#### [What to produce]
Report how many lines hold the word "صالح"; give nothing but the number.

***** Provided entries *****

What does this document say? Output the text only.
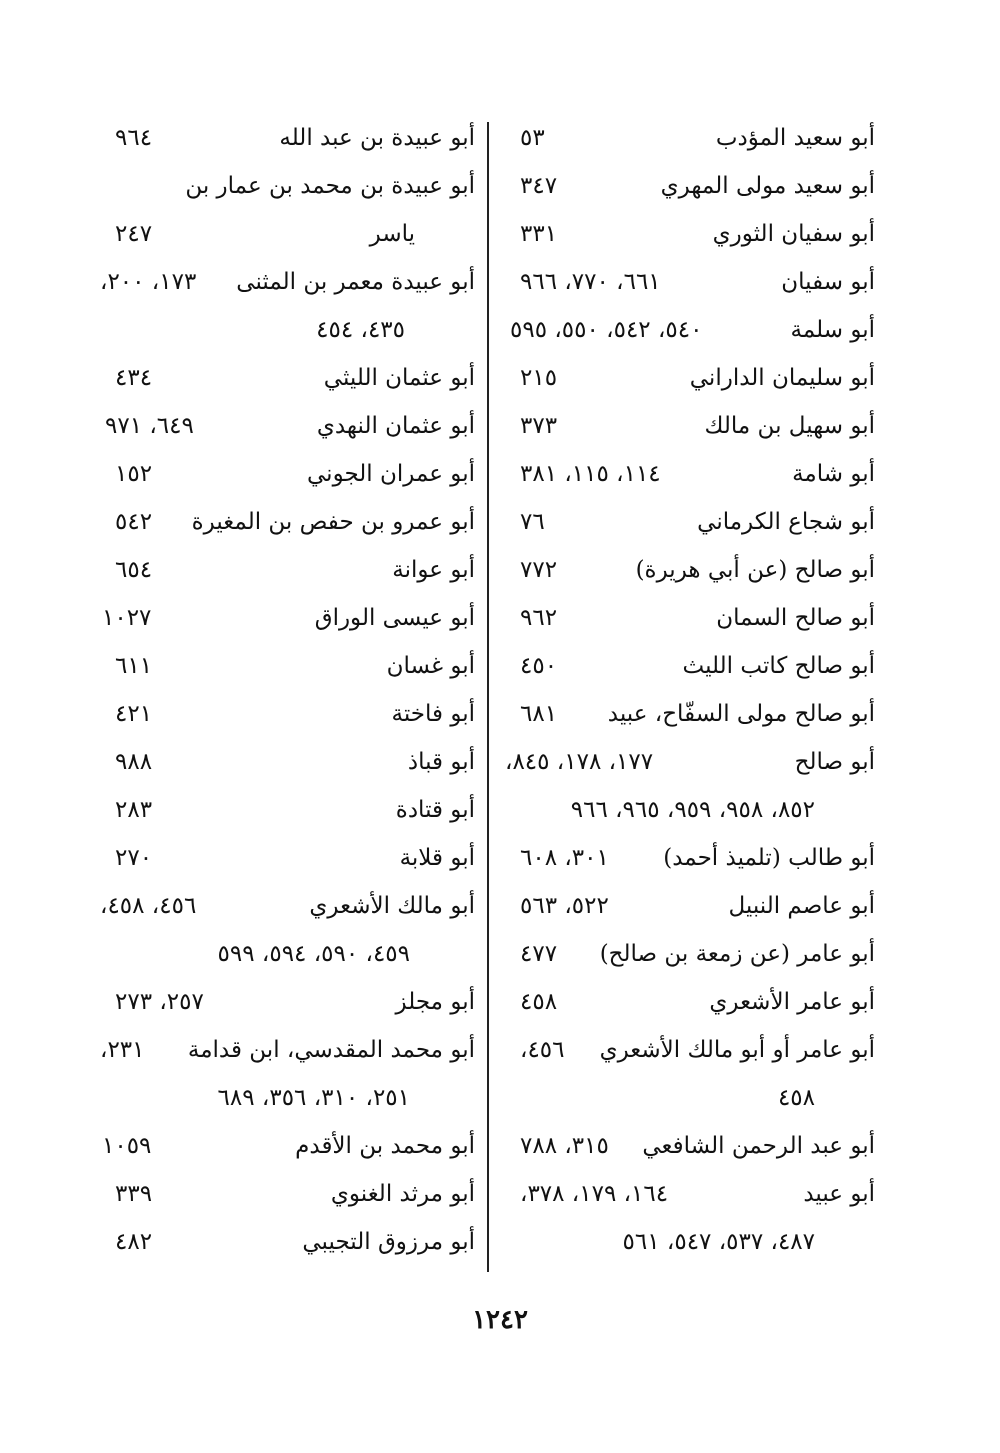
أبو سعيد المؤدب
٥٣
أبو سعيد مولى المهري
٣٤٧
أبو سفيان الثوري
٣٣١
أبو سفيان
٦٦١، ٧٧٠، ٩٦٦
أبو سلمة
٥٤٠، ٥٤٢، ٥٥٠، ٥٩٥
أبو سليمان الداراني
٢١٥
أبو سهيل بن مالك
٣٧٣
أبو شامة
١١٤، ١١٥، ٣٨١
أبو شجاع الكرماني
٧٦
أبو صالح (عن أبي هريرة)
٧٧٢
أبو صالح السمان
٩٦٢
أبو صالح كاتب الليث
٤٥٠
أبو صالح مولى السفّاح، عبيد
٦٨١
أبو صالح
١٧٧، ١٧٨، ٨٤٥،
٨٥٢، ٩٥٨، ٩٥٩، ٩٦٥، ٩٦٦
أبو طالب (تلميذ أحمد)
٣٠١، ٦٠٨
أبو عاصم النبيل
٥٢٢، ٥٦٣
أبو عامر (عن زمعة بن صالح)
٤٧٧
أبو عامر الأشعري
٤٥٨
أبو عامر أو أبو مالك الأشعري
٤٥٦،
٤٥٨
أبو عبد الرحمن الشافعي
٣١٥، ٧٨٨
أبو عبيد
١٦٤، ١٧٩، ٣٧٨،
٤٨٧، ٥٣٧، ٥٤٧، ٥٦١
أبو عبيدة بن عبد الله
٩٦٤
أبو عبيدة بن محمد بن عمار بن
ياسر
٢٤٧
أبو عبيدة معمر بن المثنى
١٧٣، ٢٠٠،
٤٣٥، ٤٥٤
أبو عثمان الليثي
٤٣٤
أبو عثمان النهدي
٦٤٩، ٩٧١
أبو عمران الجوني
١٥٢
أبو عمرو بن حفص بن المغيرة
٥٤٢
أبو عوانة
٦٥٤
أبو عيسى الوراق
١٠٢٧
أبو غسان
٦١١
أبو فاختة
٤٢١
أبو قباذ
٩٨٨
أبو قتادة
٢٨٣
أبو قلابة
٢٧٠
أبو مالك الأشعري
٤٥٦، ٤٥٨،
٤٥٩، ٥٩٠، ٥٩٤، ٥٩٩
أبو مجلز
٢٥٧، ٢٧٣
أبو محمد المقدسي، ابن قدامة
٢٣١،
٢٥١، ٣١٠، ٣٥٦، ٦٨٩
أبو محمد بن الأقدم
١٠٥٩
أبو مرثد الغنوي
٣٣٩
أبو مرزوق التجيبي
٤٨٢
١٢٤٢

*****

#### [Exercise output]
6